About a week ago, the largest known prime number was discovered. It has over 17 million digits, so I’m not going to post it here directly, but I will post a simpler representation: \(2^{57,885,161}-1\). This prime is more than four million digits longer than the previous record-holder. Think about how big that number is for a second… the number of particles in the universe has only about 80 digits. The number of different possible chess games has about 120 digits. Those are not even in the same league as this prime number. Pretty impressive, eh? I’ll explain a bit more about the math behind how it was found.

Numbers of this form are actually very well studied; they are known as “Mersenne numbers”, named after a French monk who studied them in the 1600s. They are defined by:

\(M_n=2^n-1\)

There is an ongoing project called the “Great Internet Mersenne Prime Search” whose goal is to find Mersenne numbers that are also prime, and in fact it was this project that found the new record-holder. They specifically search Mersenne numbers becase they have two interesting relationships with prime numbers.

First, \(M_n\) can only be prime if \(n\) is prime. Here’s a brief proof:

Assume \(n\) is composite. Then, let \(n=ab\), where \(a\) and \(b\) are integers greater than 1.

$$ \begin{align} 2^n-1&=2^{ab}-1 \\ 2^n-1&=\sum_{k=0}^{ab-1}2^k \\ 2^n-1&=\sum_{i=0}^{b-1}(\sum_{j=0}^{a-1}2^{ai+j}) \\ 2^n-1&=\sum_{i=0}^{b-1}2^{ai}(\sum_{j=0}^{a-1}2^j) \\ 2^n-1&=\sum_{i=0}^{b-1}2^{ai}(2^a-1) \\ 2^n-1&=(2^a-1)(\sum_{i=0}^{b-1}2^{ai}) \\ \end{align} $$

\(a\) and \(b\) are both integers, so \((2^a-1)\) and \((\sum_{i=0}^{b-1}2^{ai})\) are also integers. Therefore, \(2^n-1\) is composite.

That proof is a little bit hairy and hard to follow, so here’s a more intuitive version. Consider the binary representation of a Mersenne number, such as \(M_9=2^9-1\):

\(M_9=111111111\)

Each Mersenne number \(M_n\) has a binary representation consisting of \(n\) 1s.

Now one simple way of factoring (still in binary) \(M_9\) is like so:

\(M_9=111111111=(111)(1001001)\)

Notice that this works essentially because we can split the 1s into three groups of three. This works with any composite number of ones. More examples:

\(M_{10}=1111111111=(11)(101010101)\)

\(M_{12}=111111111111=(1111)(100010001)\)

\(M_{15}=111111111111111=(11111)(10000100001)\)

Thus, if \(n\) is composite, \(M_n\) will always be factorizable in this way.

This fact about Mersenne numbers is useful in searching for primes because it allows for most Mersenne numbers to be discarded very easily. For example, determining if \(1125899906842623\) is prime or composite might be difficult, but if I tell you it’s equal to \(2^{50}-1\), it’s clearly composite, because \(50\) is composite. Even for very large Mersenne numbers, the exponent stays relatively small, and can be easily checked for primality.

**Aim 1**
According to the post on Mersenne primes, how many digits does the newly discovered largest known prime have?
**Aim 2**
Duplicate, word for word, the stretch of the post on Mersenne primes from "Now one simple" through "in this way.".
The entries have nothing to do with this.

**Supplied data**
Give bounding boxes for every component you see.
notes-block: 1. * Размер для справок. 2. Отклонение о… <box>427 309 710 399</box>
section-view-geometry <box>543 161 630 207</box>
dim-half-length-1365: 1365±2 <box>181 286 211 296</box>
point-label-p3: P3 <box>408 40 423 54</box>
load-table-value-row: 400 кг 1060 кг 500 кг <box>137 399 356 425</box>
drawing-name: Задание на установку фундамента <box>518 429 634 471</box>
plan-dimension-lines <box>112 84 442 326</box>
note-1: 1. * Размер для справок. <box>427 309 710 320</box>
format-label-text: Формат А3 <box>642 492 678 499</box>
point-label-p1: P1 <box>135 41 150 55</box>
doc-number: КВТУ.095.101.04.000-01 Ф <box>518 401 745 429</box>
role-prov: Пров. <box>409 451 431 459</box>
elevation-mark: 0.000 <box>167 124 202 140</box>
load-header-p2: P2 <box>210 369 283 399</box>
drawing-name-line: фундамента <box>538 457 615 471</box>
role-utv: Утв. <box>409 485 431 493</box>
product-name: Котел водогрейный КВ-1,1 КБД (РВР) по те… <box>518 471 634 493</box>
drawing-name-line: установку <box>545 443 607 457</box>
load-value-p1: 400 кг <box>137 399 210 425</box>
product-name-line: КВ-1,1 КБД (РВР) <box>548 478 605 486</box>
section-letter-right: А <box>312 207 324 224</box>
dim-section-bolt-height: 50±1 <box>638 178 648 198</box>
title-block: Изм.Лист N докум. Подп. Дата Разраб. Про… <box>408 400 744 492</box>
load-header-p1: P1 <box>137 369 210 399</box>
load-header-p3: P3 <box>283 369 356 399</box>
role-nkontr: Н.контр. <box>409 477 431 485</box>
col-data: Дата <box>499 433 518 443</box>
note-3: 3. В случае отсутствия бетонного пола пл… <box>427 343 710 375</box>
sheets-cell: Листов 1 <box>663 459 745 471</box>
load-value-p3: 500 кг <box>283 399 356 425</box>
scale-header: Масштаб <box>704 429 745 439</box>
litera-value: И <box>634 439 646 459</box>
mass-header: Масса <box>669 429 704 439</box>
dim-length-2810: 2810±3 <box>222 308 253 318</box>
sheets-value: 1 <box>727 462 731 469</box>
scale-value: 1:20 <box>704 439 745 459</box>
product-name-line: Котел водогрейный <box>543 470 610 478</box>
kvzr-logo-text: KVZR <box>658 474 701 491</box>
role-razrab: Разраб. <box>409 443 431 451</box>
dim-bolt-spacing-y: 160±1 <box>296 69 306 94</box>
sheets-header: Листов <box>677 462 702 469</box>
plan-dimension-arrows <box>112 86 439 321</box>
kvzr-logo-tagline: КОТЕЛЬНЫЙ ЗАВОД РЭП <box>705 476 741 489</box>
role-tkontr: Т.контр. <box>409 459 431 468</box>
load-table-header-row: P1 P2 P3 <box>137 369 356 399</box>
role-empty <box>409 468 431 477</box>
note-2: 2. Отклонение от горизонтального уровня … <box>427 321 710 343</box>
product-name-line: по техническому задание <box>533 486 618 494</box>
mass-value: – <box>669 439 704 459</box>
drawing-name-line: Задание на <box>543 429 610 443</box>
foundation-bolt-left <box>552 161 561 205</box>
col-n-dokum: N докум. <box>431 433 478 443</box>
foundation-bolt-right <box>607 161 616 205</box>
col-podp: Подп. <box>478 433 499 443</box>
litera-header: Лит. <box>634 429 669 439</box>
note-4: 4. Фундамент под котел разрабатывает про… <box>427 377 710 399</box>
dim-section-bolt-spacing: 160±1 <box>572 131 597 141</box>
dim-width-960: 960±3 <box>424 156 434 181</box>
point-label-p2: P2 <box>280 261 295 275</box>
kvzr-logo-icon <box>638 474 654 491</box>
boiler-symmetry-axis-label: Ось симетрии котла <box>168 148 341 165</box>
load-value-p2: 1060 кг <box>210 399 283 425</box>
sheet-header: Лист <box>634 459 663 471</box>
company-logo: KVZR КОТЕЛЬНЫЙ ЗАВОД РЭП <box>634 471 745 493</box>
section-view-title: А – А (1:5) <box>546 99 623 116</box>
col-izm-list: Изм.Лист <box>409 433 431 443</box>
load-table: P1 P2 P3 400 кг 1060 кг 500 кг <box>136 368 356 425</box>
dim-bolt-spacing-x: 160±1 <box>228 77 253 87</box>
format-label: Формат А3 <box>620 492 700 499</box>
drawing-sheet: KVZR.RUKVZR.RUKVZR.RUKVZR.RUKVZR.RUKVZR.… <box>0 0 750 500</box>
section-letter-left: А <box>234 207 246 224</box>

**Reply 1**
Over 17 million digits.

**Reply 2**
Now one simple way of factoring (still in binary) \(M_9\) is like so:

\(M_9=111111111=(111)(1001001)\)

Notice that this works essentially because we can split the 1s into three groups of three. This works with any composite number of ones. More examples:

\(M_{10}=1111111111=(11)(101010101)\)

\(M_{12}=111111111111=(1111)(100010001)\)

\(M_{15}=111111111111111=(11111)(10000100001)\)

Thus, if \(n\) is composite, \(M_n\) will always be factorizable in this way.